▶ WHAT YOU ARE ASKED TO DO: Gather each line of the entries below that includes "Sustainable".
-- begin MATERIALS PROVIDED --
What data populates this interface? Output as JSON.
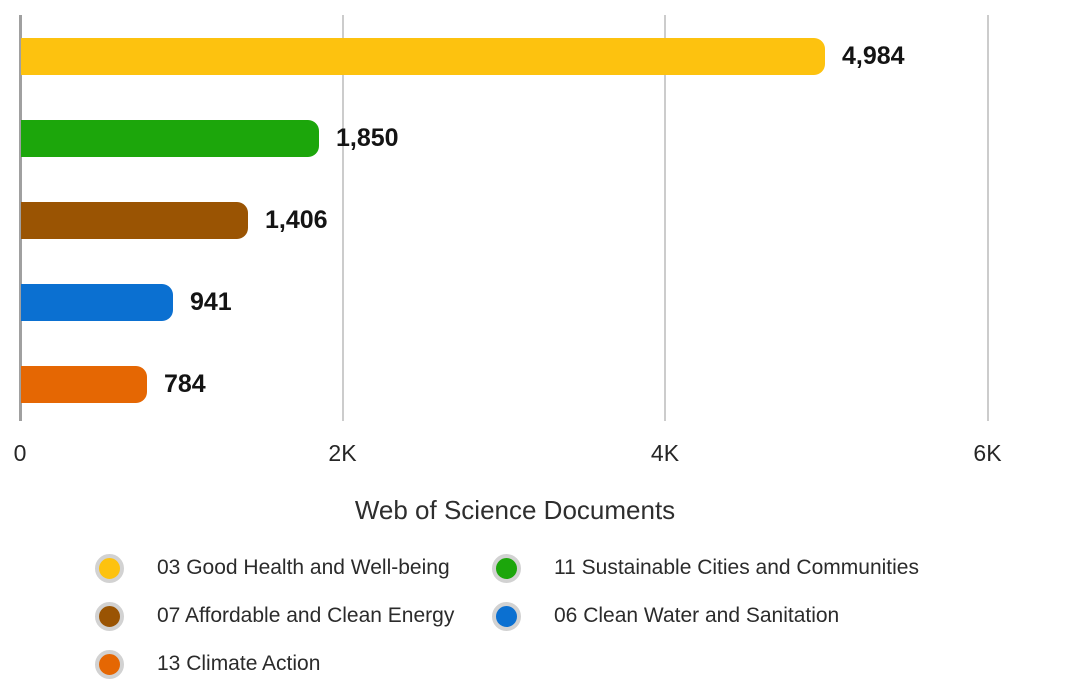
{
  "chart_data": {
    "type": "bar",
    "orientation": "horizontal",
    "title": "",
    "xlabel": "Web of Science Documents",
    "ylabel": "",
    "categories": [
      "03 Good Health and Well-being",
      "11 Sustainable Cities and Communities",
      "07 Affordable and Clean Energy",
      "06 Clean Water and Sanitation",
      "13 Climate Action"
    ],
    "values": [
      4984,
      1850,
      1406,
      941,
      784
    ],
    "value_labels": [
      "4,984",
      "1,850",
      "1,406",
      "941",
      "784"
    ],
    "colors": [
      "#FDC20F",
      "#1CA60B",
      "#9A5403",
      "#0B70D1",
      "#E56703"
    ],
    "x_ticks": [
      {
        "value": 0,
        "label": "0"
      },
      {
        "value": 2000,
        "label": "2K"
      },
      {
        "value": 4000,
        "label": "4K"
      },
      {
        "value": 6000,
        "label": "6K"
      }
    ],
    "xlim": [
      0,
      6200
    ],
    "grid": "vertical-gridlines-only",
    "legend_position": "bottom-two-columns",
    "legend": [
      {
        "label": "03 Good Health and Well-being",
        "color": "#FDC20F"
      },
      {
        "label": "11 Sustainable Cities and Communities",
        "color": "#1CA60B"
      },
      {
        "label": "07 Affordable and Clean Energy",
        "color": "#9A5403"
      },
      {
        "label": "06 Clean Water and Sanitation",
        "color": "#0B70D1"
      },
      {
        "label": "13 Climate Action",
        "color": "#E56703"
      }
    ]
  },
  "colors": {
    "gridline": "#CCCCCC",
    "axis_line": "#A0A0A0",
    "legend_ring": "#D2D2D2",
    "value_text": "#141414",
    "tick_text": "#262626",
    "title_text": "#2E2E2E",
    "legend_text": "#2B2B2B"
  }
}
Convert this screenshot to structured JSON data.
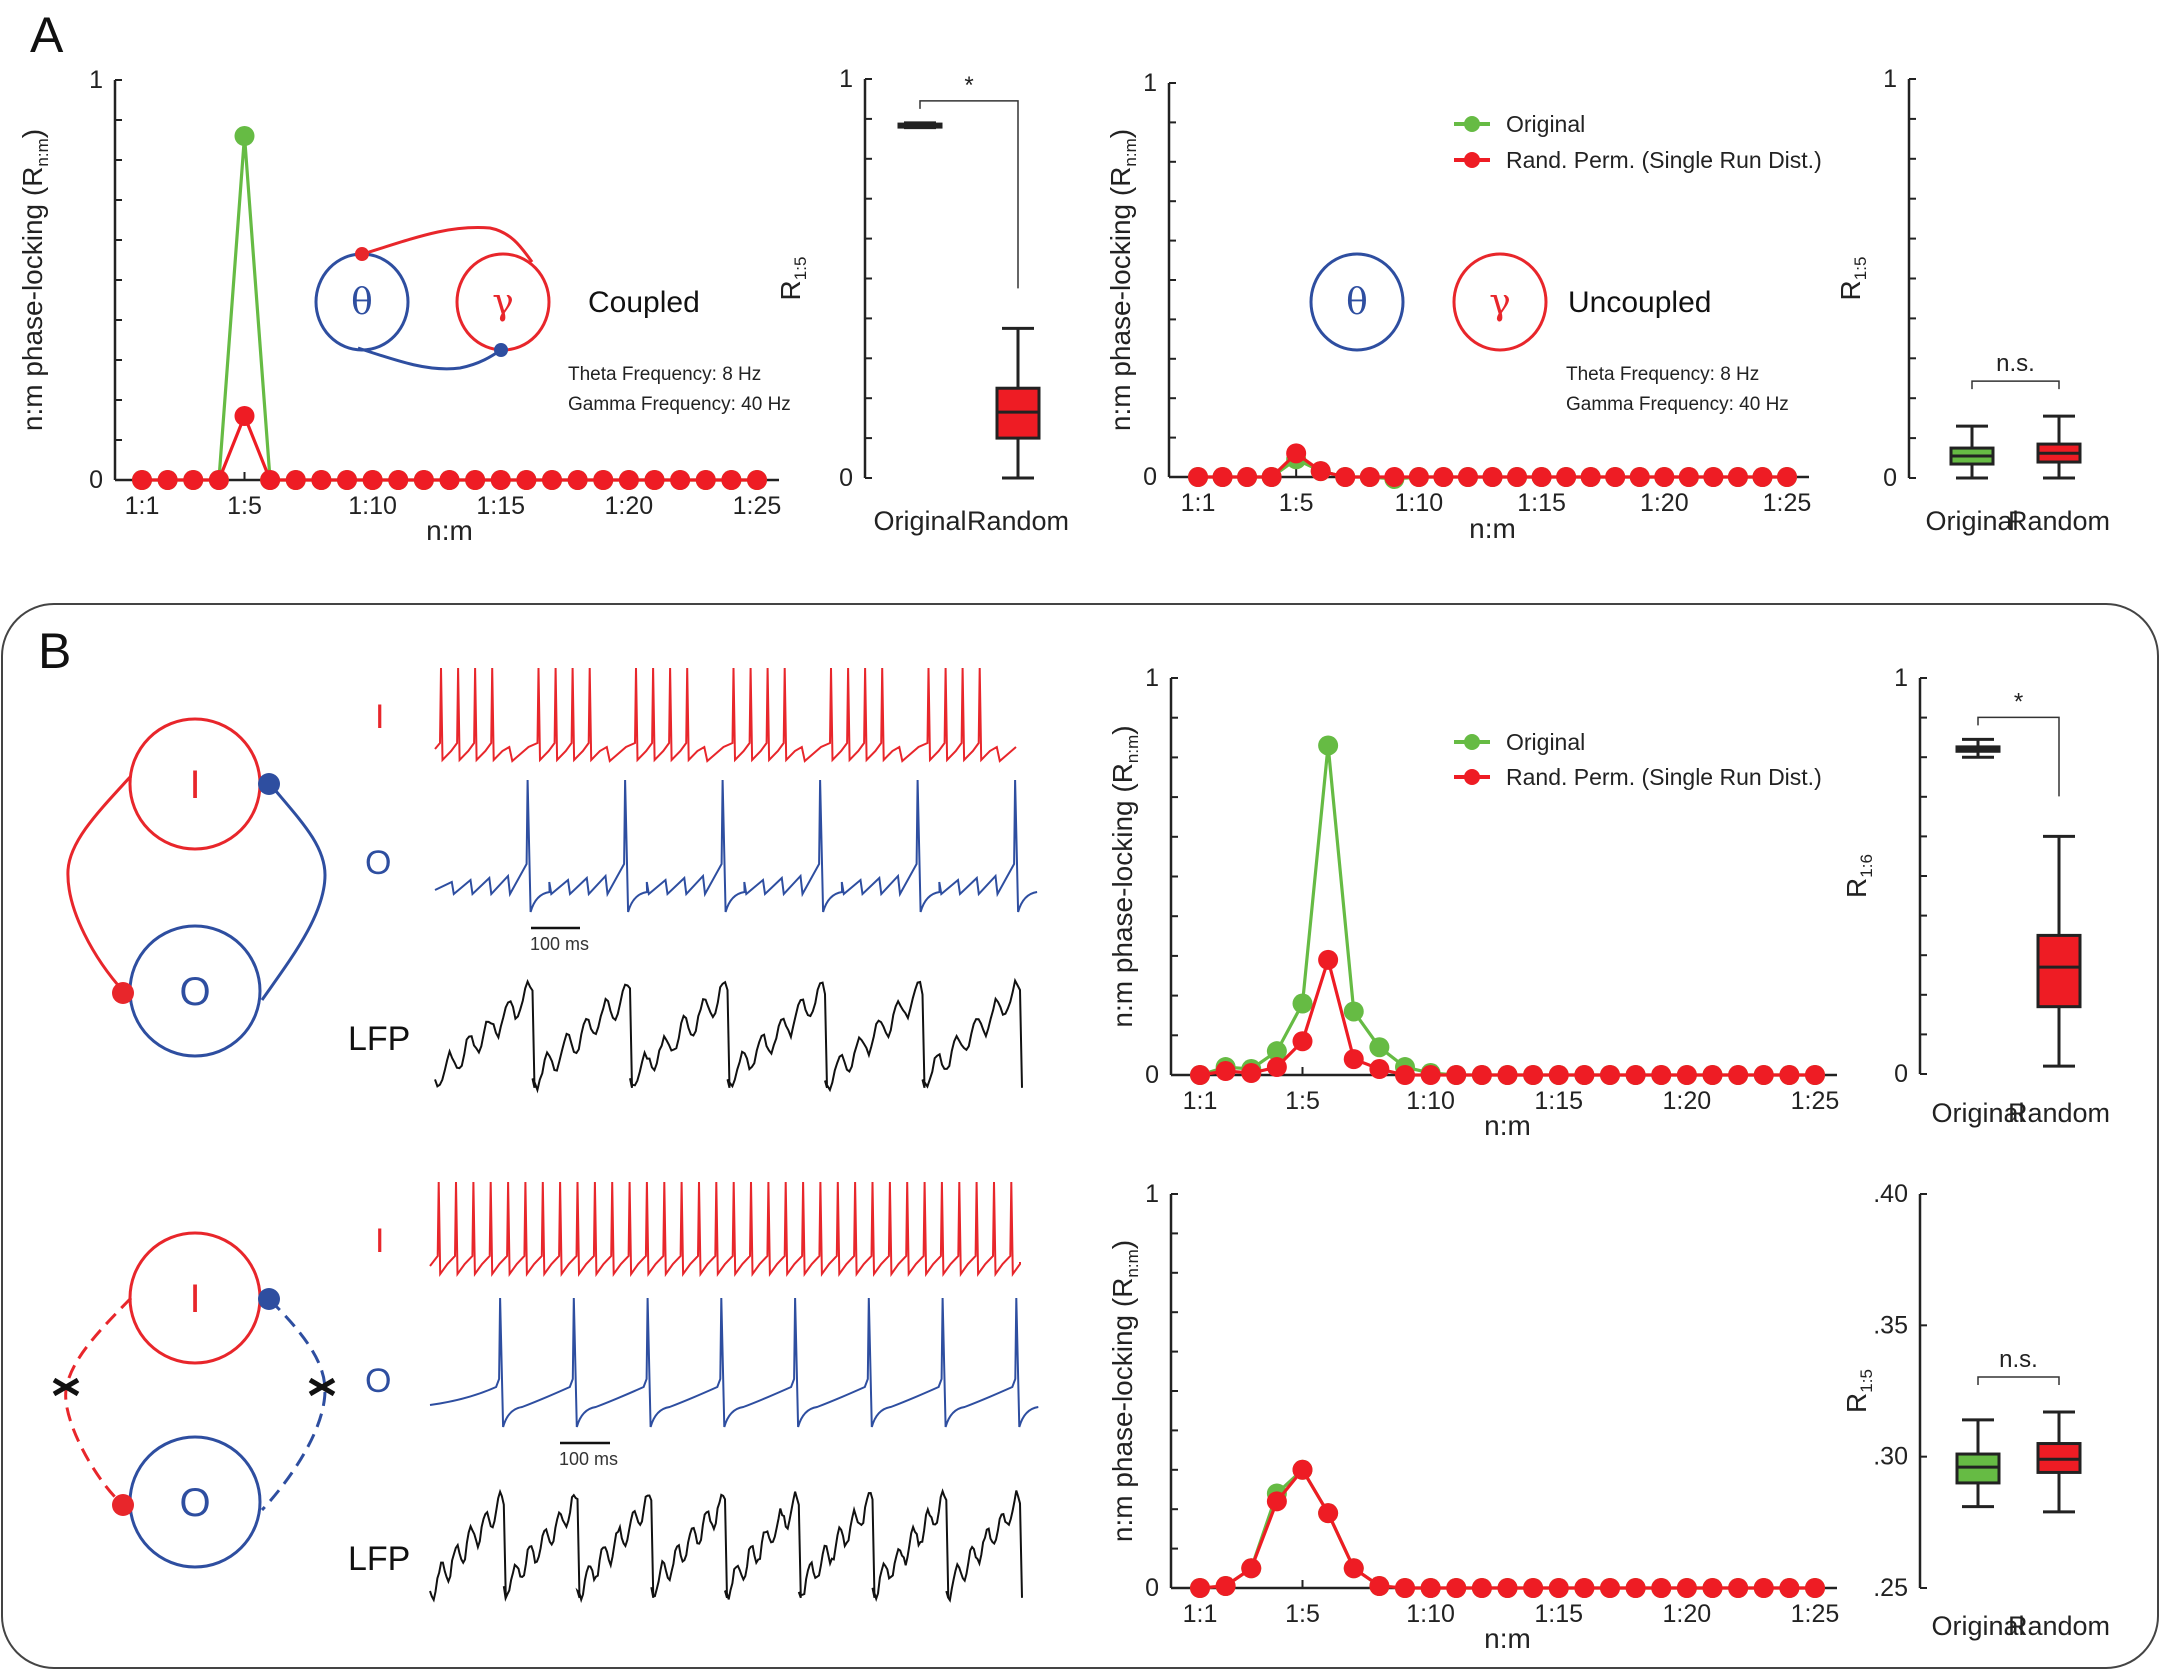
{
  "colors": {
    "original": "#66bb44",
    "random": "#ee1c24",
    "theta": "#2e4ea0",
    "gamma": "#e8262b",
    "axis": "#222222",
    "lfp": "#111111"
  },
  "panels": {
    "A": {
      "label": "A"
    },
    "B": {
      "label": "B"
    }
  },
  "legend": {
    "original": "Original",
    "random": "Rand. Perm. (Single Run Dist.)"
  },
  "diagrams": {
    "coupled": {
      "theta_symbol": "θ",
      "gamma_symbol": "γ",
      "condition": "Coupled",
      "theta_freq": "Theta Frequency: 8 Hz",
      "gamma_freq": "Gamma Frequency: 40 Hz"
    },
    "uncoupled": {
      "theta_symbol": "θ",
      "gamma_symbol": "γ",
      "condition": "Uncoupled",
      "theta_freq": "Theta Frequency: 8 Hz",
      "gamma_freq": "Gamma Frequency: 40 Hz"
    },
    "network_top": {
      "node_i": "I",
      "node_o": "O"
    },
    "network_bottom": {
      "node_i": "I",
      "node_o": "O"
    }
  },
  "traces": {
    "top": {
      "label_i": "I",
      "label_o": "O",
      "label_lfp": "LFP",
      "scale_bar": "100 ms",
      "i_spikes_per_burst": 4,
      "o_spikes": 6
    },
    "bottom": {
      "label_i": "I",
      "label_o": "O",
      "label_lfp": "LFP",
      "scale_bar": "100 ms",
      "i_spikes": 34,
      "o_spikes": 8
    }
  },
  "chart_data": [
    {
      "id": "A-coupled",
      "type": "line",
      "title": "",
      "xlabel": "n:m",
      "ylabel": "n:m phase-locking (R",
      "ylabel_sub": "n:m",
      "ylabel_close": ")",
      "ylim": [
        0,
        1
      ],
      "yticks": [
        "0",
        "1"
      ],
      "x": [
        "1:1",
        "1:2",
        "1:3",
        "1:4",
        "1:5",
        "1:6",
        "1:7",
        "1:8",
        "1:9",
        "1:10",
        "1:11",
        "1:12",
        "1:13",
        "1:14",
        "1:15",
        "1:16",
        "1:17",
        "1:18",
        "1:19",
        "1:20",
        "1:21",
        "1:22",
        "1:23",
        "1:24",
        "1:25"
      ],
      "xticks": [
        "1:1",
        "1:5",
        "1:10",
        "1:15",
        "1:20",
        "1:25"
      ],
      "series": [
        {
          "name": "Original",
          "values": [
            0,
            0,
            0,
            0,
            0.86,
            0,
            0,
            0,
            0,
            0,
            0,
            0,
            0,
            0,
            0,
            0,
            0,
            0,
            0,
            0,
            0,
            0,
            0,
            0,
            0
          ]
        },
        {
          "name": "Rand. Perm. (Single Run Dist.)",
          "values": [
            0,
            0,
            0,
            0,
            0.16,
            0,
            0,
            0,
            0,
            0,
            0,
            0,
            0,
            0,
            0,
            0,
            0,
            0,
            0,
            0,
            0,
            0,
            0,
            0,
            0
          ]
        }
      ],
      "legend": "none"
    },
    {
      "id": "A-coupled-box",
      "type": "box",
      "ylabel": "R",
      "ylabel_sub": "1:5",
      "ylim": [
        0,
        1
      ],
      "yticks": [
        "0",
        "1"
      ],
      "categories": [
        "Original",
        "Random"
      ],
      "boxes": [
        {
          "name": "Original",
          "min": 0.878,
          "q1": 0.881,
          "median": 0.884,
          "q3": 0.887,
          "max": 0.89,
          "color": "black"
        },
        {
          "name": "Random",
          "min": 0.0,
          "q1": 0.1,
          "median": 0.165,
          "q3": 0.225,
          "max": 0.375,
          "color": "red"
        }
      ],
      "significance": "*"
    },
    {
      "id": "A-uncoupled",
      "type": "line",
      "xlabel": "n:m",
      "ylabel": "n:m phase-locking (R",
      "ylabel_sub": "n:m",
      "ylabel_close": ")",
      "ylim": [
        0,
        1
      ],
      "yticks": [
        "0",
        "1"
      ],
      "x": [
        "1:1",
        "1:2",
        "1:3",
        "1:4",
        "1:5",
        "1:6",
        "1:7",
        "1:8",
        "1:9",
        "1:10",
        "1:11",
        "1:12",
        "1:13",
        "1:14",
        "1:15",
        "1:16",
        "1:17",
        "1:18",
        "1:19",
        "1:20",
        "1:21",
        "1:22",
        "1:23",
        "1:24",
        "1:25"
      ],
      "xticks": [
        "1:1",
        "1:5",
        "1:10",
        "1:15",
        "1:20",
        "1:25"
      ],
      "series": [
        {
          "name": "Original",
          "values": [
            0,
            0,
            0,
            0,
            0.045,
            0.015,
            0,
            0,
            -0.005,
            0,
            0,
            0,
            0,
            0,
            0,
            0,
            0,
            0,
            0,
            0,
            0,
            0,
            0,
            0,
            0
          ]
        },
        {
          "name": "Rand. Perm. (Single Run Dist.)",
          "values": [
            0,
            0,
            0,
            0,
            0.06,
            0.015,
            0,
            0,
            0,
            0,
            0,
            0,
            0,
            0,
            0,
            0,
            0,
            0,
            0,
            0,
            0,
            0,
            0,
            0,
            0
          ]
        }
      ],
      "legend": "top-right"
    },
    {
      "id": "A-uncoupled-box",
      "type": "box",
      "ylabel": "R",
      "ylabel_sub": "1:5",
      "ylim": [
        0,
        1
      ],
      "yticks": [
        "0",
        "1"
      ],
      "categories": [
        "Original",
        "Random"
      ],
      "boxes": [
        {
          "name": "Original",
          "min": 0.0,
          "q1": 0.035,
          "median": 0.055,
          "q3": 0.075,
          "max": 0.13,
          "color": "green"
        },
        {
          "name": "Random",
          "min": 0.0,
          "q1": 0.04,
          "median": 0.062,
          "q3": 0.085,
          "max": 0.155,
          "color": "red"
        }
      ],
      "significance": "n.s."
    },
    {
      "id": "B-coupled",
      "type": "line",
      "xlabel": "n:m",
      "ylabel": "n:m phase-locking (R",
      "ylabel_sub": "n:m",
      "ylabel_close": ")",
      "ylim": [
        0,
        1
      ],
      "yticks": [
        "0",
        "1"
      ],
      "x": [
        "1:1",
        "1:2",
        "1:3",
        "1:4",
        "1:5",
        "1:6",
        "1:7",
        "1:8",
        "1:9",
        "1:10",
        "1:11",
        "1:12",
        "1:13",
        "1:14",
        "1:15",
        "1:16",
        "1:17",
        "1:18",
        "1:19",
        "1:20",
        "1:21",
        "1:22",
        "1:23",
        "1:24",
        "1:25"
      ],
      "xticks": [
        "1:1",
        "1:5",
        "1:10",
        "1:15",
        "1:20",
        "1:25"
      ],
      "series": [
        {
          "name": "Original",
          "values": [
            0,
            0.02,
            0.015,
            0.06,
            0.18,
            0.83,
            0.16,
            0.07,
            0.02,
            0.005,
            0,
            0,
            0,
            0,
            0,
            0,
            0,
            0,
            0,
            0,
            0,
            0,
            0,
            0,
            0
          ]
        },
        {
          "name": "Rand. Perm. (Single Run Dist.)",
          "values": [
            0,
            0.01,
            0.005,
            0.02,
            0.085,
            0.29,
            0.04,
            0.015,
            0,
            0,
            0,
            0,
            0,
            0,
            0,
            0,
            0,
            0,
            0,
            0,
            0,
            0,
            0,
            0,
            0
          ]
        }
      ],
      "legend": "top-right"
    },
    {
      "id": "B-coupled-box",
      "type": "box",
      "ylabel": "R",
      "ylabel_sub": "1:6",
      "ylim": [
        0,
        1
      ],
      "yticks": [
        "0",
        "1"
      ],
      "categories": [
        "Original",
        "Random"
      ],
      "boxes": [
        {
          "name": "Original",
          "min": 0.8,
          "q1": 0.815,
          "median": 0.82,
          "q3": 0.826,
          "max": 0.845,
          "color": "black"
        },
        {
          "name": "Random",
          "min": 0.02,
          "q1": 0.17,
          "median": 0.27,
          "q3": 0.35,
          "max": 0.6,
          "color": "red"
        }
      ],
      "significance": "*"
    },
    {
      "id": "B-uncoupled",
      "type": "line",
      "xlabel": "n:m",
      "ylabel": "n:m phase-locking (R",
      "ylabel_sub": "n:m",
      "ylabel_close": ")",
      "ylim": [
        0,
        1
      ],
      "yticks": [
        "0",
        "1"
      ],
      "x": [
        "1:1",
        "1:2",
        "1:3",
        "1:4",
        "1:5",
        "1:6",
        "1:7",
        "1:8",
        "1:9",
        "1:10",
        "1:11",
        "1:12",
        "1:13",
        "1:14",
        "1:15",
        "1:16",
        "1:17",
        "1:18",
        "1:19",
        "1:20",
        "1:21",
        "1:22",
        "1:23",
        "1:24",
        "1:25"
      ],
      "xticks": [
        "1:1",
        "1:5",
        "1:10",
        "1:15",
        "1:20",
        "1:25"
      ],
      "series": [
        {
          "name": "Original",
          "values": [
            0,
            0.005,
            0.05,
            0.24,
            0.3,
            0.19,
            0.05,
            0.005,
            0,
            0,
            0,
            0,
            0,
            0,
            0,
            0,
            0,
            0,
            0,
            0,
            0,
            0,
            0,
            0,
            0
          ]
        },
        {
          "name": "Rand. Perm. (Single Run Dist.)",
          "values": [
            0,
            0.005,
            0.05,
            0.22,
            0.3,
            0.19,
            0.05,
            0.005,
            0,
            0,
            0,
            0,
            0,
            0,
            0,
            0,
            0,
            0,
            0,
            0,
            0,
            0,
            0,
            0,
            0
          ]
        }
      ],
      "legend": "none"
    },
    {
      "id": "B-uncoupled-box",
      "type": "box",
      "ylabel": "R",
      "ylabel_sub": "1:5",
      "ylim": [
        0.25,
        0.4
      ],
      "yticks": [
        ".25",
        ".30",
        ".35",
        ".40"
      ],
      "categories": [
        "Original",
        "Random"
      ],
      "boxes": [
        {
          "name": "Original",
          "min": 0.281,
          "q1": 0.29,
          "median": 0.296,
          "q3": 0.301,
          "max": 0.314,
          "color": "green"
        },
        {
          "name": "Random",
          "min": 0.279,
          "q1": 0.294,
          "median": 0.299,
          "q3": 0.305,
          "max": 0.317,
          "color": "red"
        }
      ],
      "significance": "n.s."
    }
  ]
}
-- end MATERIALS PROVIDED --
▶ TASK SOLUTION:
      "11 Sustainable Cities and Communities",
        "label": "11 Sustainable Cities and Communities",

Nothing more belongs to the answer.